## Set task
Gather all lines from the material that contain the word "JSON".
------ Raw data ------
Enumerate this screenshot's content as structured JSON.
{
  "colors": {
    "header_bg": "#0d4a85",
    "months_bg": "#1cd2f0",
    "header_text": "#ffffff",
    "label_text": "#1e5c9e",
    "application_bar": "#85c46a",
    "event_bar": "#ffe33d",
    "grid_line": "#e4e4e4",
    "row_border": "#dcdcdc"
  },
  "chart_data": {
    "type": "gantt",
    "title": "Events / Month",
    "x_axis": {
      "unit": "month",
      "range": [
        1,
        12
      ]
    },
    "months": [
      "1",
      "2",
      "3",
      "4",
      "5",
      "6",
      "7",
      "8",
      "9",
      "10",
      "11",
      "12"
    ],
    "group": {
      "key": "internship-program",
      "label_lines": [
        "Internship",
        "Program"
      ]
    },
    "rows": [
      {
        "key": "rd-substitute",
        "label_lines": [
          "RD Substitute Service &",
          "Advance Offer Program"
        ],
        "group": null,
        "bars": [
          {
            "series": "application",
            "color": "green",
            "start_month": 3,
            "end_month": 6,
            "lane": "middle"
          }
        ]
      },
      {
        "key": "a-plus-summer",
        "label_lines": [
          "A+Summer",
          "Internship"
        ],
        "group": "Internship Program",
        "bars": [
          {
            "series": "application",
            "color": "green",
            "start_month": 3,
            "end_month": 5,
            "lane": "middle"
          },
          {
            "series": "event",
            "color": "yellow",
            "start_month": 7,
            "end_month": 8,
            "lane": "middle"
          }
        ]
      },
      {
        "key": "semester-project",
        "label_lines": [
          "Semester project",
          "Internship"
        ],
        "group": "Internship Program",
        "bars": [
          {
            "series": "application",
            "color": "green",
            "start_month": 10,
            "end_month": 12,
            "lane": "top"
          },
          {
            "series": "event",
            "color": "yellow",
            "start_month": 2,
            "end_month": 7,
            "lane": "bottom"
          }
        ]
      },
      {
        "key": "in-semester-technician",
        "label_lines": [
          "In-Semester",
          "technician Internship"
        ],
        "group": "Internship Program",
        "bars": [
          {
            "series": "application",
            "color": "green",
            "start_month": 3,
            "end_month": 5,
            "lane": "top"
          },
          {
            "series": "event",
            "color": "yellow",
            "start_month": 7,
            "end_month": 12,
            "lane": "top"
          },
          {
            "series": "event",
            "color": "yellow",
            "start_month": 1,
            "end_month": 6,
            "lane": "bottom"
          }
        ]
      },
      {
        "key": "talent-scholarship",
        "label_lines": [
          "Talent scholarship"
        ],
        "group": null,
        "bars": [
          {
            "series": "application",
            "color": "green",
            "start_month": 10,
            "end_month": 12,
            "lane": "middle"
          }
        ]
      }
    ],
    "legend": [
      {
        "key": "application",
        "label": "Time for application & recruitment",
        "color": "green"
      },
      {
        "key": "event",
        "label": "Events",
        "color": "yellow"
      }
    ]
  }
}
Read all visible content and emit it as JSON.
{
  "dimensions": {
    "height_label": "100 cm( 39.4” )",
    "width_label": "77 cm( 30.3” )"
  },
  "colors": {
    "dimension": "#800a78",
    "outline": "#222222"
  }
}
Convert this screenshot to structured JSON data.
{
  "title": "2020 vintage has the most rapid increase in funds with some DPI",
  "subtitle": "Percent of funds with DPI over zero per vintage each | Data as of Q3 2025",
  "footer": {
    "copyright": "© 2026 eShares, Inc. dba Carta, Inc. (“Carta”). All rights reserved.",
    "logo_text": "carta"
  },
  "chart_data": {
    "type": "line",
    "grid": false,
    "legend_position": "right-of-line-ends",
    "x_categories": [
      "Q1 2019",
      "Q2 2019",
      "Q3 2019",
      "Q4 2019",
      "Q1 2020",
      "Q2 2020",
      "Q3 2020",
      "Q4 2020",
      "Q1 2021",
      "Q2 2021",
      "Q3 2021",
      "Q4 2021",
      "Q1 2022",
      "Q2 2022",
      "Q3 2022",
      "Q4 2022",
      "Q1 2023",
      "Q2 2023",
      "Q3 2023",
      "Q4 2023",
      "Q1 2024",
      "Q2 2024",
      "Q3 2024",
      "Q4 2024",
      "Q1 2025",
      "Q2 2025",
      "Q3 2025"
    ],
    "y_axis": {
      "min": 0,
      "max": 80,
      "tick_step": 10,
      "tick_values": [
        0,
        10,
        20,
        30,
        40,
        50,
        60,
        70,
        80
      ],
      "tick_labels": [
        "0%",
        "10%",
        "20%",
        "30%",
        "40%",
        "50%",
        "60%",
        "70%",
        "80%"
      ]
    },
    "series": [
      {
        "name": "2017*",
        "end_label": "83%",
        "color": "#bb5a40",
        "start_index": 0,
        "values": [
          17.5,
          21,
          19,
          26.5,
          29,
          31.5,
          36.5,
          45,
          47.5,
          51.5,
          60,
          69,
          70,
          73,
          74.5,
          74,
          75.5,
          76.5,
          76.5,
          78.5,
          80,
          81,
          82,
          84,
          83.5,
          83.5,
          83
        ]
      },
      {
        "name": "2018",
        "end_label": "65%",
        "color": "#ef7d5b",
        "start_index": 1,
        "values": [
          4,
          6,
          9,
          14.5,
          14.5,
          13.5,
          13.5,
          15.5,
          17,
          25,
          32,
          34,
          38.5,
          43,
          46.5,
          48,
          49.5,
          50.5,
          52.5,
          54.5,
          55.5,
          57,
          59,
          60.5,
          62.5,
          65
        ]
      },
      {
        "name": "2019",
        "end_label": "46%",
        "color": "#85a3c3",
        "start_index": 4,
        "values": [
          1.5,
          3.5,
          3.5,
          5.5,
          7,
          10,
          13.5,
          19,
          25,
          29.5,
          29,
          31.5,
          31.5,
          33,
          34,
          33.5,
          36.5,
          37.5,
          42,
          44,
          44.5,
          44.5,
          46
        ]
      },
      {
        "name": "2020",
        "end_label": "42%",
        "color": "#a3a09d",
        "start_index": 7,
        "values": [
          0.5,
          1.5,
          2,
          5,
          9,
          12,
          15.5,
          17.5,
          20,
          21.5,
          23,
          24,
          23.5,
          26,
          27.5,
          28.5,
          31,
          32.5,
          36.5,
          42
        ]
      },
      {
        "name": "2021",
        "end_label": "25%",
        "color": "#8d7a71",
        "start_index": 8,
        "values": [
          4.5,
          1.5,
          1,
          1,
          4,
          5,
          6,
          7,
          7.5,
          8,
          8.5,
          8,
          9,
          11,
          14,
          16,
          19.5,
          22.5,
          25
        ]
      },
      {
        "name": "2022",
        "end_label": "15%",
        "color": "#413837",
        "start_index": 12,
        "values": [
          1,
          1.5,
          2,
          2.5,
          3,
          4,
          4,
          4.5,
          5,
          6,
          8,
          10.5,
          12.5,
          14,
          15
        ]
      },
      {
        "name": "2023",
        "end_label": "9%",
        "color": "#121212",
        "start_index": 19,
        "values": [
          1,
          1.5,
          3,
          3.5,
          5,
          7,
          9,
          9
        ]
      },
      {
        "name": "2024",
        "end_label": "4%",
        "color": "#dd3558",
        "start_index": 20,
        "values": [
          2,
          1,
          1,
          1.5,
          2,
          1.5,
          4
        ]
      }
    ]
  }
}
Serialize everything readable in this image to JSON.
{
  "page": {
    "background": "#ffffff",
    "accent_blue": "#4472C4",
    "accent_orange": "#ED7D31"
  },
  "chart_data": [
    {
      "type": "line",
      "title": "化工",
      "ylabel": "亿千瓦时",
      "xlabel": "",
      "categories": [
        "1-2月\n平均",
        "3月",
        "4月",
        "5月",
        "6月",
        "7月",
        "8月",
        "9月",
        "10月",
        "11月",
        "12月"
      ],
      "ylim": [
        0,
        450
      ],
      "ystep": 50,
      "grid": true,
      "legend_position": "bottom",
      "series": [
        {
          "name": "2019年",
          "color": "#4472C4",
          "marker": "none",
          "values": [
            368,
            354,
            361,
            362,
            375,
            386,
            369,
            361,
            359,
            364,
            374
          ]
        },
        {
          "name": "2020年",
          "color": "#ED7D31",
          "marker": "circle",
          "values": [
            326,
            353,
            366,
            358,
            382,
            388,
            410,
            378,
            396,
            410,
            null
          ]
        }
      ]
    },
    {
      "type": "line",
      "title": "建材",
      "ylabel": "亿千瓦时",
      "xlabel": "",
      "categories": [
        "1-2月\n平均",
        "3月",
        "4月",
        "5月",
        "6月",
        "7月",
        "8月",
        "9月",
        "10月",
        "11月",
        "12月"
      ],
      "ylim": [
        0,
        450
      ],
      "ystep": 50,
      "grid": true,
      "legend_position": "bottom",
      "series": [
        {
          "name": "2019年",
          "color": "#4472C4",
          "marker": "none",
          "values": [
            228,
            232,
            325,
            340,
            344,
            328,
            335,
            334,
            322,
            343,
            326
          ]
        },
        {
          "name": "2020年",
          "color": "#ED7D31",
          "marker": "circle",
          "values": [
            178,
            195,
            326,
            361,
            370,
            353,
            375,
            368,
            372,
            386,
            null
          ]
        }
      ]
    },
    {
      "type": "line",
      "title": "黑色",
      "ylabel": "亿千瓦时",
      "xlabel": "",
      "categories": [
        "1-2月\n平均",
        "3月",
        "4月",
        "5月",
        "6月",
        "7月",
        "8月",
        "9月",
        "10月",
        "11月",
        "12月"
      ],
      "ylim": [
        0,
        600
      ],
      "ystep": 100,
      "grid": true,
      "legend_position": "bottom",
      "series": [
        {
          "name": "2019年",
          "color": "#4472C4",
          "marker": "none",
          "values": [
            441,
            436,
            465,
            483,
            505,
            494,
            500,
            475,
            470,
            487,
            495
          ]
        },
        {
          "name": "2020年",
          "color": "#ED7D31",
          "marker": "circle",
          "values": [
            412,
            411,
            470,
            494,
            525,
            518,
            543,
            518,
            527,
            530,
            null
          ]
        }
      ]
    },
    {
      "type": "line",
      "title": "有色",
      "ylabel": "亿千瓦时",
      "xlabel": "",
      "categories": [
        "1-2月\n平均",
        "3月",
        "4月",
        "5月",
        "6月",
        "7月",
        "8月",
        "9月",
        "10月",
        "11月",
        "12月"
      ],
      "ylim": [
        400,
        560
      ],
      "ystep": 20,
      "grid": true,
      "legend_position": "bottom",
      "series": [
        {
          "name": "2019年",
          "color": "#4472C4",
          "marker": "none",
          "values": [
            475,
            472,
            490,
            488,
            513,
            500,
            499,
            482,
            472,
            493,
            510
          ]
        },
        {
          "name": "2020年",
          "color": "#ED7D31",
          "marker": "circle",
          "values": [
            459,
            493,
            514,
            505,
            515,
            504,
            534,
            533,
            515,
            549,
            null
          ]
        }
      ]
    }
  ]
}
------
## Final result
Enumerate this screenshot's content as structured JSON.
Read all visible content and emit it as JSON.
Convert this screenshot to structured JSON data.
Serialize everything readable in this image to JSON.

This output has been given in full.